#### [What is required]
Pull out the lines from the first line of the entries up to and including the line with "66, 712, 80]", and reproduce them unchanged.

--- Start of Available data ---

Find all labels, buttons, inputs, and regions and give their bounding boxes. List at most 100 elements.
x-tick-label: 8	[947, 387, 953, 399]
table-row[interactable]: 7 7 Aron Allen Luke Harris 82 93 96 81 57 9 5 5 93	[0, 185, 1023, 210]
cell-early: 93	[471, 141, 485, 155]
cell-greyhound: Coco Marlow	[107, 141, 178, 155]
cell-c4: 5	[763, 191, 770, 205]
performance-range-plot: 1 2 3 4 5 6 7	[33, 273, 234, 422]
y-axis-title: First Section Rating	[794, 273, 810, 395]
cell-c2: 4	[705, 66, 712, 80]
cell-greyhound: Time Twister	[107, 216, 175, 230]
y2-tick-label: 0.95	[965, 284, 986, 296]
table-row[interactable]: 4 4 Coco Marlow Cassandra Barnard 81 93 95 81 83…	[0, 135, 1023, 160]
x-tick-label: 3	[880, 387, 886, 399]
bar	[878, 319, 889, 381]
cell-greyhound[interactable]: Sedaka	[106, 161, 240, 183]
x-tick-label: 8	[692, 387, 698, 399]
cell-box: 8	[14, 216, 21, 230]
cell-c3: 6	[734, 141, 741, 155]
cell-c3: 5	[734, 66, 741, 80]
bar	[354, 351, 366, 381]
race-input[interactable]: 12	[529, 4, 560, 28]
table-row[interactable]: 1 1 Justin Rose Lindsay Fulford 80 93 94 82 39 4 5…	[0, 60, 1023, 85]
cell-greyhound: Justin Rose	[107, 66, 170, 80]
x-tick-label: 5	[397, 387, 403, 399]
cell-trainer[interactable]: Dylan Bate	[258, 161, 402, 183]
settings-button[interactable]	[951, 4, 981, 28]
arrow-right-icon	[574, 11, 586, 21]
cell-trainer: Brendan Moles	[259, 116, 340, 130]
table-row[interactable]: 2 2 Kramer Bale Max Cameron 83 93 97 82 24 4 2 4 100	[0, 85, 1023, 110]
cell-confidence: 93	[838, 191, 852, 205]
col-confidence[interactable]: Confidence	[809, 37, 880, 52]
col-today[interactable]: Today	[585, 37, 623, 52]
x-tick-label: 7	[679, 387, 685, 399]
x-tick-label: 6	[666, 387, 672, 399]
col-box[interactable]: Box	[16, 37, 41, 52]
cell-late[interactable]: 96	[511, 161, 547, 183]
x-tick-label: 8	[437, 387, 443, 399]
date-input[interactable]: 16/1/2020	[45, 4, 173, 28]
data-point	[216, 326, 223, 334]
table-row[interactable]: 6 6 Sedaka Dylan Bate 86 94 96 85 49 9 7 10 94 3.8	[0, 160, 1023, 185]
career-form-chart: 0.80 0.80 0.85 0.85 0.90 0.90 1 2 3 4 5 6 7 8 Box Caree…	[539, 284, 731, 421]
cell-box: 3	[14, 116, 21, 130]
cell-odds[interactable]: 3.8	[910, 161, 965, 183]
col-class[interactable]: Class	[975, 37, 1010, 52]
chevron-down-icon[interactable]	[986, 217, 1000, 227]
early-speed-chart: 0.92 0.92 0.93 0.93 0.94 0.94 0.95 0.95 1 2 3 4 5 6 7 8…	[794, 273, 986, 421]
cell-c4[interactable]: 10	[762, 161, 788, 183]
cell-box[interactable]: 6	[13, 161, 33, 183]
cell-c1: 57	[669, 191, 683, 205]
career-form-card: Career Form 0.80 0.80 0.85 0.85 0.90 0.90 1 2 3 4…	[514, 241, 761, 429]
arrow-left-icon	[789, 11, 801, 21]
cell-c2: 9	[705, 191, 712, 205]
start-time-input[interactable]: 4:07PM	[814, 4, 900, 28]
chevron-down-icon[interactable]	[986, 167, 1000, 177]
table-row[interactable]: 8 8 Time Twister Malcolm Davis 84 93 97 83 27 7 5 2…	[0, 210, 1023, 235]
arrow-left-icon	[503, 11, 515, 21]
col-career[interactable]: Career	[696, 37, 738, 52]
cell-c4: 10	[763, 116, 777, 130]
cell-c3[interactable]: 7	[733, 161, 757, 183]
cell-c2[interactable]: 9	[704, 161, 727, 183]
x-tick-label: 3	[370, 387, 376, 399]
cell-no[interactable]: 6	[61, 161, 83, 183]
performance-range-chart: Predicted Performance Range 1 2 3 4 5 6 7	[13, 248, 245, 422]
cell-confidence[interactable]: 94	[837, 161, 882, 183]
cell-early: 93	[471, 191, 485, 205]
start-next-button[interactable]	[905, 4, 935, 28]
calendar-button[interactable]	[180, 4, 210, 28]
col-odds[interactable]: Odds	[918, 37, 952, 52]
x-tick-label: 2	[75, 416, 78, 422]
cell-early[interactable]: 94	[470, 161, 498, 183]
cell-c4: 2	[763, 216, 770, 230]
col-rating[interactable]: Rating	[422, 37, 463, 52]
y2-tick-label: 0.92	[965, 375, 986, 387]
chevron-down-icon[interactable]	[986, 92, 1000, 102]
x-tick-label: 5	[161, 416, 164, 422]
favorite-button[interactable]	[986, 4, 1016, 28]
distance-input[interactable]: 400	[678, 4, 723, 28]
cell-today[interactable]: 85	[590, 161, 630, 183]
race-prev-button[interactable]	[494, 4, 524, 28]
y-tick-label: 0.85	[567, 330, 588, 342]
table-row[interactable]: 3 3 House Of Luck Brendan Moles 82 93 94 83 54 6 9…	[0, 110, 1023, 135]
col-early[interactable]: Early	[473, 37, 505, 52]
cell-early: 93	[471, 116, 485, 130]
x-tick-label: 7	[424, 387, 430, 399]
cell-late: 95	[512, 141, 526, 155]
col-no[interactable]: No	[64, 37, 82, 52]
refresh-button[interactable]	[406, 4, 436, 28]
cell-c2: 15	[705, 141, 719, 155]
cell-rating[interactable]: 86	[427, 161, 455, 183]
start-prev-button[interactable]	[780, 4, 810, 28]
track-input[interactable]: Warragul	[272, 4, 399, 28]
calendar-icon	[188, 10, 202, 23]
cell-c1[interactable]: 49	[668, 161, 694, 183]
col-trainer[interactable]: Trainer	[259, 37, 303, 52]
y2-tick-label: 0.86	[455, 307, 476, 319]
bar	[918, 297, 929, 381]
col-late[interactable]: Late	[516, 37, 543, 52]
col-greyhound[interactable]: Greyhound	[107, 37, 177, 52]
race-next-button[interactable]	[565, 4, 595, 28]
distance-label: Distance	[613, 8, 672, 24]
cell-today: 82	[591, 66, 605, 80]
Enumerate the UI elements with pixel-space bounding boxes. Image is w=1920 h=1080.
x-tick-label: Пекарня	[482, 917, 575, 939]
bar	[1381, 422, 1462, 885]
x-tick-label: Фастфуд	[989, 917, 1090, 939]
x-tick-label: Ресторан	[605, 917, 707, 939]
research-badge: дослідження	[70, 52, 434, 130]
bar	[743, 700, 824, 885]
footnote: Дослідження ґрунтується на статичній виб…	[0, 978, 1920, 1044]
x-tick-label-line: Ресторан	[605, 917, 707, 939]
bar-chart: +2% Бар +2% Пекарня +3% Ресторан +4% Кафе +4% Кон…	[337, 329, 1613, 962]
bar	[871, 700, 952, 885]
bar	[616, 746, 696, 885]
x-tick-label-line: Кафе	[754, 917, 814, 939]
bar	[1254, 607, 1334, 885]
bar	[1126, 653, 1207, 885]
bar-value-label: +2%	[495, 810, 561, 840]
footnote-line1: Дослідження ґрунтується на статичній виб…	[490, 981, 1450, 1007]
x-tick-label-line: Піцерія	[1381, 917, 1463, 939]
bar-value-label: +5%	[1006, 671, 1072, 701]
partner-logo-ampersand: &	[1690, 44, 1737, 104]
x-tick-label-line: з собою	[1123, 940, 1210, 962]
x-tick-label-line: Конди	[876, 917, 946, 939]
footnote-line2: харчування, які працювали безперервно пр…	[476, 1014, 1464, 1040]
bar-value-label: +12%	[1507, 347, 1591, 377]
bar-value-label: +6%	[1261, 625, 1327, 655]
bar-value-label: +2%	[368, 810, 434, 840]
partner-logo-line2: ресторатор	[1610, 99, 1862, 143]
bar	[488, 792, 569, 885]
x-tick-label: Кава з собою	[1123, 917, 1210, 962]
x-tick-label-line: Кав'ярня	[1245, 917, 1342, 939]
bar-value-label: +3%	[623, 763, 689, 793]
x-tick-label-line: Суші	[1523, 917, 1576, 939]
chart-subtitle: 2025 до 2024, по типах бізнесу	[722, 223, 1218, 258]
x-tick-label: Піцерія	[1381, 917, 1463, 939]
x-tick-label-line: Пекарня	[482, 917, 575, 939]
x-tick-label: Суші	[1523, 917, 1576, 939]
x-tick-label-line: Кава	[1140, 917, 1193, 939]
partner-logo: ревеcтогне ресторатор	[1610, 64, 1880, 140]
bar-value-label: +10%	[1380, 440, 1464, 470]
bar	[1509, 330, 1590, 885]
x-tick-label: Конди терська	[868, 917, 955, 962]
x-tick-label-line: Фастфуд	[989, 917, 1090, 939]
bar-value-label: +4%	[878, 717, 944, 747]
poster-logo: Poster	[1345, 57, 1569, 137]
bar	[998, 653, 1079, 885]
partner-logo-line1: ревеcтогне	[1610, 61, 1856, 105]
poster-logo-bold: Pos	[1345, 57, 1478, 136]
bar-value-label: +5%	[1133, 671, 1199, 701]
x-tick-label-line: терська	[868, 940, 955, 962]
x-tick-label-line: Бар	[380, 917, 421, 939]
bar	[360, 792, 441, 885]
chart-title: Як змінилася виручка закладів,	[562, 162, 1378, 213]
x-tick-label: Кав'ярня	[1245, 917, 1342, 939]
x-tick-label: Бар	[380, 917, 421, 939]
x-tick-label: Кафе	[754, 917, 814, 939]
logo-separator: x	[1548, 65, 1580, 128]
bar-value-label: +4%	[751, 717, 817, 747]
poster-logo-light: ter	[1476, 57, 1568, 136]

--- End of Available data ---

#### [Problem solution]
Find all labels, buttons, inputs, and regions and give their bounding boxes. List at most 100 elements.
x-tick-label: 8	[947, 387, 953, 399]
table-row[interactable]: 7 7 Aron Allen Luke Harris 82 93 96 81 57 9 5 5 93	[0, 185, 1023, 210]
cell-early: 93	[471, 141, 485, 155]
cell-greyhound: Coco Marlow	[107, 141, 178, 155]
cell-c4: 5	[763, 191, 770, 205]
performance-range-plot: 1 2 3 4 5 6 7	[33, 273, 234, 422]
y-axis-title: First Section Rating	[794, 273, 810, 395]
cell-c2: 4	[705, 66, 712, 80]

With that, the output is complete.